══ INPUT ══
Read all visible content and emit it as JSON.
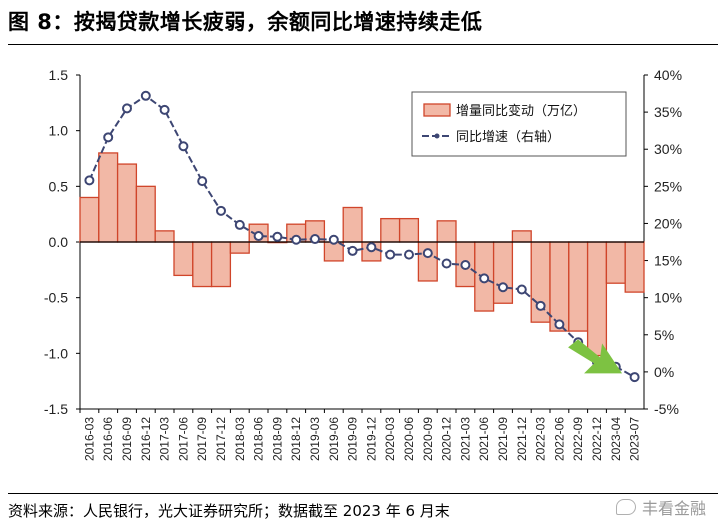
{
  "title": "图 8：按揭贷款增长疲弱，余额同比增速持续走低",
  "source": "资料来源：人民银行，光大证券研究所；数据截至 2023 年 6 月末",
  "watermark": "丰看金融",
  "colors": {
    "bar_fill": "#f2b8a6",
    "bar_edge": "#d0452a",
    "line": "#3d4673",
    "arrow": "#7dc242"
  },
  "chart_data": {
    "type": "bar+line",
    "categories": [
      "2016-03",
      "2016-06",
      "2016-09",
      "2016-12",
      "2017-03",
      "2017-06",
      "2017-09",
      "2017-12",
      "2018-03",
      "2018-06",
      "2018-09",
      "2018-12",
      "2019-03",
      "2019-06",
      "2019-09",
      "2019-12",
      "2020-03",
      "2020-06",
      "2020-09",
      "2020-12",
      "2021-03",
      "2021-06",
      "2021-09",
      "2021-12",
      "2022-03",
      "2022-06",
      "2022-09",
      "2022-12",
      "2023-04",
      "2023-07"
    ],
    "series": [
      {
        "name": "增量同比变动（万亿）",
        "axis": "left",
        "type": "bar",
        "values": [
          0.4,
          0.8,
          0.7,
          0.5,
          0.1,
          -0.3,
          -0.4,
          -0.4,
          -0.1,
          0.16,
          0.0,
          0.16,
          0.19,
          -0.17,
          0.31,
          -0.17,
          0.21,
          0.21,
          -0.35,
          0.19,
          -0.4,
          -0.62,
          -0.55,
          0.1,
          -0.72,
          -0.8,
          -0.8,
          -1.02,
          -0.37,
          -0.45
        ]
      },
      {
        "name": "同比增速（右轴）",
        "axis": "right",
        "type": "line",
        "values": [
          25.8,
          31.6,
          35.5,
          37.2,
          35.3,
          30.4,
          25.7,
          21.7,
          19.8,
          18.3,
          18.2,
          17.8,
          17.9,
          17.8,
          16.3,
          16.8,
          15.8,
          15.8,
          16.0,
          14.6,
          14.4,
          12.6,
          11.4,
          11.1,
          8.9,
          6.4,
          4.0,
          1.3,
          0.7,
          -0.7
        ]
      }
    ],
    "left_axis": {
      "min": -1.5,
      "max": 1.5,
      "ticks": [
        "1.5",
        "1.0",
        "0.5",
        "0.0",
        "-0.5",
        "-1.0",
        "-1.5"
      ]
    },
    "right_axis": {
      "min": -5,
      "max": 40,
      "ticks": [
        "40%",
        "35%",
        "30%",
        "25%",
        "20%",
        "15%",
        "10%",
        "5%",
        "0%",
        "-5%"
      ]
    },
    "x_tick_labels": [
      "2016-03",
      "2016-06",
      "2016-09",
      "2016-12",
      "2017-03",
      "2017-06",
      "2017-09",
      "2017-12",
      "2018-03",
      "2018-06",
      "2018-09",
      "2018-12",
      "2019-03",
      "2019-06",
      "2019-09",
      "2019-12",
      "2020-03",
      "2020-06",
      "2020-09",
      "2020-12",
      "2021-03",
      "2021-06",
      "2021-09",
      "2021-12",
      "2022-03",
      "2022-06",
      "2022-09",
      "2022-12",
      "2023-04",
      "2023-07"
    ],
    "legend": [
      "增量同比变动（万亿）",
      "同比增速（右轴）"
    ],
    "legend_position": "top-right",
    "grid": false
  }
}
═══
STATED EXERCISE:
From the entries above, output every line exactly and omit any image.

SOLUTION TO THIS TASK:
Read all visible content and emit it as JSON.
{
  "title": "图 8：按揭贷款增长疲弱，余额同比增速持续走低",
  "source": "资料来源：人民银行，光大证券研究所；数据截至 2023 年 6 月末",
  "watermark": "丰看金融",
  "colors": {
    "bar_fill": "#f2b8a6",
    "bar_edge": "#d0452a",
    "line": "#3d4673",
    "arrow": "#7dc242"
  },
  "chart_data": {
    "type": "bar+line",
    "categories": [
      "2016-03",
      "2016-06",
      "2016-09",
      "2016-12",
      "2017-03",
      "2017-06",
      "2017-09",
      "2017-12",
      "2018-03",
      "2018-06",
      "2018-09",
      "2018-12",
      "2019-03",
      "2019-06",
      "2019-09",
      "2019-12",
      "2020-03",
      "2020-06",
      "2020-09",
      "2020-12",
      "2021-03",
      "2021-06",
      "2021-09",
      "2021-12",
      "2022-03",
      "2022-06",
      "2022-09",
      "2022-12",
      "2023-04",
      "2023-07"
    ],
    "series": [
      {
        "name": "增量同比变动（万亿）",
        "axis": "left",
        "type": "bar",
        "values": [
          0.4,
          0.8,
          0.7,
          0.5,
          0.1,
          -0.3,
          -0.4,
          -0.4,
          -0.1,
          0.16,
          0.0,
          0.16,
          0.19,
          -0.17,
          0.31,
          -0.17,
          0.21,
          0.21,
          -0.35,
          0.19,
          -0.4,
          -0.62,
          -0.55,
          0.1,
          -0.72,
          -0.8,
          -0.8,
          -1.02,
          -0.37,
          -0.45
        ]
      },
      {
        "name": "同比增速（右轴）",
        "axis": "right",
        "type": "line",
        "values": [
          25.8,
          31.6,
          35.5,
          37.2,
          35.3,
          30.4,
          25.7,
          21.7,
          19.8,
          18.3,
          18.2,
          17.8,
          17.9,
          17.8,
          16.3,
          16.8,
          15.8,
          15.8,
          16.0,
          14.6,
          14.4,
          12.6,
          11.4,
          11.1,
          8.9,
          6.4,
          4.0,
          1.3,
          0.7,
          -0.7
        ]
      }
    ],
    "left_axis": {
      "min": -1.5,
      "max": 1.5,
      "ticks": [
        "1.5",
        "1.0",
        "0.5",
        "0.0",
        "-0.5",
        "-1.0",
        "-1.5"
      ]
    },
    "right_axis": {
      "min": -5,
      "max": 40,
      "ticks": [
        "40%",
        "35%",
        "30%",
        "25%",
        "20%",
        "15%",
        "10%",
        "5%",
        "0%",
        "-5%"
      ]
    },
    "x_tick_labels": [
      "2016-03",
      "2016-06",
      "2016-09",
      "2016-12",
      "2017-03",
      "2017-06",
      "2017-09",
      "2017-12",
      "2018-03",
      "2018-06",
      "2018-09",
      "2018-12",
      "2019-03",
      "2019-06",
      "2019-09",
      "2019-12",
      "2020-03",
      "2020-06",
      "2020-09",
      "2020-12",
      "2021-03",
      "2021-06",
      "2021-09",
      "2021-12",
      "2022-03",
      "2022-06",
      "2022-09",
      "2022-12",
      "2023-04",
      "2023-07"
    ],
    "legend": [
      "增量同比变动（万亿）",
      "同比增速（右轴）"
    ],
    "legend_position": "top-right",
    "grid": false
  }
}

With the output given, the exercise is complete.